__Written task__. Gather all lines with the word "shutoff" in them.

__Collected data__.
···
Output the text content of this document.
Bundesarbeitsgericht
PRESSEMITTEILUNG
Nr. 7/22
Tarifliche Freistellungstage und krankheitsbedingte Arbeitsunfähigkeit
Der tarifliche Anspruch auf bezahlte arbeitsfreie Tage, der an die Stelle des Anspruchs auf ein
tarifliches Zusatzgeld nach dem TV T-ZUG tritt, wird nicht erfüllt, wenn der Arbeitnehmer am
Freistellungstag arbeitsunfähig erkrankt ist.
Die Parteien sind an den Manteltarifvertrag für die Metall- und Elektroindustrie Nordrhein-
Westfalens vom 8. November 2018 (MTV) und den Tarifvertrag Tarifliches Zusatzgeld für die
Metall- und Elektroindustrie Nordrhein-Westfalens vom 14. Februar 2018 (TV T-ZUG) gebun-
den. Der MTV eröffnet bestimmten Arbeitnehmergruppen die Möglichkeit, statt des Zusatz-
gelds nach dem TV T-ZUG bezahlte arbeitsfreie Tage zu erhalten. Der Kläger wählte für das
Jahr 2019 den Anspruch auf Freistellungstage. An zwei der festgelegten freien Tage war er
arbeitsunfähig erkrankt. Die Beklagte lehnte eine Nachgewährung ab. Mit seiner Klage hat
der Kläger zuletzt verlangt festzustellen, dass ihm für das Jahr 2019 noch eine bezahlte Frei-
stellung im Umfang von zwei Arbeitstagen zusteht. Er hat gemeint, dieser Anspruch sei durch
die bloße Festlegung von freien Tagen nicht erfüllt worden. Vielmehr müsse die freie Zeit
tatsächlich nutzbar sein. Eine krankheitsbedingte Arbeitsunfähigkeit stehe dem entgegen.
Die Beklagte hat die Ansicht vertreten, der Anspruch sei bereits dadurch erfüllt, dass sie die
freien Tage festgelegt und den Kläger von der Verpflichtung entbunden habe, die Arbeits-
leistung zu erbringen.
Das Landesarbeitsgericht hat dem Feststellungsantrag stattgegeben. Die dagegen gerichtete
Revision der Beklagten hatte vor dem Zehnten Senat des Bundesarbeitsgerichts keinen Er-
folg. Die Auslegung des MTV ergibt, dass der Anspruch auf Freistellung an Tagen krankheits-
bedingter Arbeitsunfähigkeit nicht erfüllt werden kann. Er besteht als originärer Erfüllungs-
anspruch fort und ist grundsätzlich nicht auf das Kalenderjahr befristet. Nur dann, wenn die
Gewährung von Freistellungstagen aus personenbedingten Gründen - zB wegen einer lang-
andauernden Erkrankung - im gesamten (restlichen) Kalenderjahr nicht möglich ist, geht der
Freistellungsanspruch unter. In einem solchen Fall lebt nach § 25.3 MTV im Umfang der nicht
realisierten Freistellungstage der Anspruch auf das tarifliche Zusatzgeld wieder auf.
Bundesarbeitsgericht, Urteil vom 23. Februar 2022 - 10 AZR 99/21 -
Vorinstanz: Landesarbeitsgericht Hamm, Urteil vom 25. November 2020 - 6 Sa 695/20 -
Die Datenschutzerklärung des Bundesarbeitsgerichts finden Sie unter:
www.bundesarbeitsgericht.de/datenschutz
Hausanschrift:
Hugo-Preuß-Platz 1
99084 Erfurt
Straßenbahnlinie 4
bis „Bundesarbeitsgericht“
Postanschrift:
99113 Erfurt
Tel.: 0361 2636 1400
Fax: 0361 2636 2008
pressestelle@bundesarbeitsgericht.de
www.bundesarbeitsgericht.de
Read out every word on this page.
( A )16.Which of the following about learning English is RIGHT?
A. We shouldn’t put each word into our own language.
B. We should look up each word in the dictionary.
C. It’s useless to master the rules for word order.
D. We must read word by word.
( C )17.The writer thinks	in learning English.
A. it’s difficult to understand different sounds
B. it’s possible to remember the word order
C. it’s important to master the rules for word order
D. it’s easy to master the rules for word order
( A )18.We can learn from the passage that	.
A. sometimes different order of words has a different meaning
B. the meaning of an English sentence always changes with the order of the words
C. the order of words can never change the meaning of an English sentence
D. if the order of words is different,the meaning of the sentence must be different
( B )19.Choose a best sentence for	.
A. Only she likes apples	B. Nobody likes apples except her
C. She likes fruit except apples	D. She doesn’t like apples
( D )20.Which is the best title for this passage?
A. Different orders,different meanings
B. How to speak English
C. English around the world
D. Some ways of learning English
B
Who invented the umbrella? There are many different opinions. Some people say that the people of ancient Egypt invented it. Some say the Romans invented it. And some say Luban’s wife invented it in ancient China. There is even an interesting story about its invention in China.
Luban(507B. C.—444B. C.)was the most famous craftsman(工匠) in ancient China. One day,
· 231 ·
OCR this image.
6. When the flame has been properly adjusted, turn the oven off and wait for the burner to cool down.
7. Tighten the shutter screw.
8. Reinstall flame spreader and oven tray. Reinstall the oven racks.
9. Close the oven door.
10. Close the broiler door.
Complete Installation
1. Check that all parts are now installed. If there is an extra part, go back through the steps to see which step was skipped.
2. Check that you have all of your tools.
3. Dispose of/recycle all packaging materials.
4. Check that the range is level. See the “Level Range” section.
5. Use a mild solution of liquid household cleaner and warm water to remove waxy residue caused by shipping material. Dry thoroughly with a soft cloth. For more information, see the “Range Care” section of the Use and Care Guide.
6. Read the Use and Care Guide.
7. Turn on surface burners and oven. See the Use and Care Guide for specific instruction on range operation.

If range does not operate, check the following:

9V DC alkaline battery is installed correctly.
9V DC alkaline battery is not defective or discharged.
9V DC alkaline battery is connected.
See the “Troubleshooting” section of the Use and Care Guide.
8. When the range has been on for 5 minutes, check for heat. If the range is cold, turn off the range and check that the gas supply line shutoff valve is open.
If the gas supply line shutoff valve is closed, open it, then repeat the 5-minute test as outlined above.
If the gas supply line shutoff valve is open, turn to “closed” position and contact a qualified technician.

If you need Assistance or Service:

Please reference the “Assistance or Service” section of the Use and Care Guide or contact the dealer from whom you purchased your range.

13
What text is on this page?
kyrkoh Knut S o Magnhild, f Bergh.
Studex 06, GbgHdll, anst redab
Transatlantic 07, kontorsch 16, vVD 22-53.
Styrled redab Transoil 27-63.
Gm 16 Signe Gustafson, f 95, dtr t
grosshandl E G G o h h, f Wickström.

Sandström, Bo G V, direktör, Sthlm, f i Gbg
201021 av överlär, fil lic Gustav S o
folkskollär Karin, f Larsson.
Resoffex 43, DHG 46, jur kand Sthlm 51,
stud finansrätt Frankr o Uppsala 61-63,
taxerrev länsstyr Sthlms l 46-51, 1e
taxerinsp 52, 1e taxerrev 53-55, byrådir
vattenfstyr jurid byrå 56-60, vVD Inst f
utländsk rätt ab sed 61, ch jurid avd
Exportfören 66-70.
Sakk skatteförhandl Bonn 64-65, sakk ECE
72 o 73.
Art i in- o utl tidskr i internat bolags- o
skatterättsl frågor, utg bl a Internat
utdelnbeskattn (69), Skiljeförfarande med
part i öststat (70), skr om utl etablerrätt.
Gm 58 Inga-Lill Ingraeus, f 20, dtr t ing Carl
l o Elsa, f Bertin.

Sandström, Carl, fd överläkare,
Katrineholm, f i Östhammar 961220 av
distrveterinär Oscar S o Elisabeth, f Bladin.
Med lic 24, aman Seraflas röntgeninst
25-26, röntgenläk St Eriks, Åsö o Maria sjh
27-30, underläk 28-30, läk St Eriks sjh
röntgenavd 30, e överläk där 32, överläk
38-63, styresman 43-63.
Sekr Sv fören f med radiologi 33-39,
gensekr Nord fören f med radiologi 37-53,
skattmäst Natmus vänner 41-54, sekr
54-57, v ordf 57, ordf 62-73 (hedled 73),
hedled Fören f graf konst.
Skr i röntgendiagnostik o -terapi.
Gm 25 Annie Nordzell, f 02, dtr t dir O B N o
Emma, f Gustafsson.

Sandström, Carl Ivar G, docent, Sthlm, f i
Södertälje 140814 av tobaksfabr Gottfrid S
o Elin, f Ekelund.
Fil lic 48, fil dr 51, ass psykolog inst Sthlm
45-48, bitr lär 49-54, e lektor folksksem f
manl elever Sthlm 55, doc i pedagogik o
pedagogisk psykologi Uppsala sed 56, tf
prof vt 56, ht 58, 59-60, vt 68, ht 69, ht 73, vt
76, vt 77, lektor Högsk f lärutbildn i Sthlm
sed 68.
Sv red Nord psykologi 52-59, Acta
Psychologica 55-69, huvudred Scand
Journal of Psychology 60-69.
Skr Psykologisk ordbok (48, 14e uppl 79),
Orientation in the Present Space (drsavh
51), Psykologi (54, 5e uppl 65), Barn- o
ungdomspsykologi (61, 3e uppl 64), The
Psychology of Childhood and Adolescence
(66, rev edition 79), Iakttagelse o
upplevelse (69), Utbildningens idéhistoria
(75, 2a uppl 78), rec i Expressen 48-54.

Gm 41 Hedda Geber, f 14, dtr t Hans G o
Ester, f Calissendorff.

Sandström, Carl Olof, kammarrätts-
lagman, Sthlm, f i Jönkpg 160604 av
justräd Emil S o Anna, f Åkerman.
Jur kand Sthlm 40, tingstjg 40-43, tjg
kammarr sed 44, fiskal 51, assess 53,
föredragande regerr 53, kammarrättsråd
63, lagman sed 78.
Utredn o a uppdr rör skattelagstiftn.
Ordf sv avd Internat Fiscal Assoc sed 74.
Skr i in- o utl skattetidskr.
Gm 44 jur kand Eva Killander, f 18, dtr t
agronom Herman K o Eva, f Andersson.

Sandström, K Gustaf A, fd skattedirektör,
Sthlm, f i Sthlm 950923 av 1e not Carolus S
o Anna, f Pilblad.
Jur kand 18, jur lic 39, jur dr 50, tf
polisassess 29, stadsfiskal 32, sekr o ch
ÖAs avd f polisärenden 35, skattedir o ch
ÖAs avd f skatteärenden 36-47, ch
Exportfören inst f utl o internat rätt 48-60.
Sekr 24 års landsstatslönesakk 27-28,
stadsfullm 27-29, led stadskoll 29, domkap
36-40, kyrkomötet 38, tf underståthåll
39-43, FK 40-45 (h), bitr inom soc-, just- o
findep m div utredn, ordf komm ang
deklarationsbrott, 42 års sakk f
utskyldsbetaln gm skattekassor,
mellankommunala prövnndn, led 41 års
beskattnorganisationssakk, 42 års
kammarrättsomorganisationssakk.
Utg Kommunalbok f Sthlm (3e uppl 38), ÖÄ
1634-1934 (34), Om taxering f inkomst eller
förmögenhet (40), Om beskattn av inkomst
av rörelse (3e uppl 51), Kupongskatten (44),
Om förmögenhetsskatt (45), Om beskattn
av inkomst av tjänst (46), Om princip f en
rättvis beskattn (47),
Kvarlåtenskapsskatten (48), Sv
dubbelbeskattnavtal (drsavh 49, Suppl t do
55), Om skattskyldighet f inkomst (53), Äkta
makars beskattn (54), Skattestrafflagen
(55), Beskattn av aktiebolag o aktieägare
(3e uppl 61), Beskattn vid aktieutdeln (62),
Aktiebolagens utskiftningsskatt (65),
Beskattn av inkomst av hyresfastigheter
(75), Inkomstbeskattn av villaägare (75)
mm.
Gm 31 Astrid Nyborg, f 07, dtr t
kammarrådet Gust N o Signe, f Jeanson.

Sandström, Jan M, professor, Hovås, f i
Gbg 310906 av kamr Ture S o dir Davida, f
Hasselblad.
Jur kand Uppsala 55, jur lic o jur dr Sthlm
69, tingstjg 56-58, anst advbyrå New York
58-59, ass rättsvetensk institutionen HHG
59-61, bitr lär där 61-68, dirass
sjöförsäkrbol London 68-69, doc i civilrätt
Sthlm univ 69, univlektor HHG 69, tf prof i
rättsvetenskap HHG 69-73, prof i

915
···
__Reply to the task__.
8. When the range has been on for 5 minutes, check for heat. If the range is cold, turn off the range and check that the gas supply line shutoff valve is open.
If the gas supply line shutoff valve is closed, open it, then repeat the 5-minute test as outlined above.
If the gas supply line shutoff valve is open, turn to “closed” position and contact a qualified technician.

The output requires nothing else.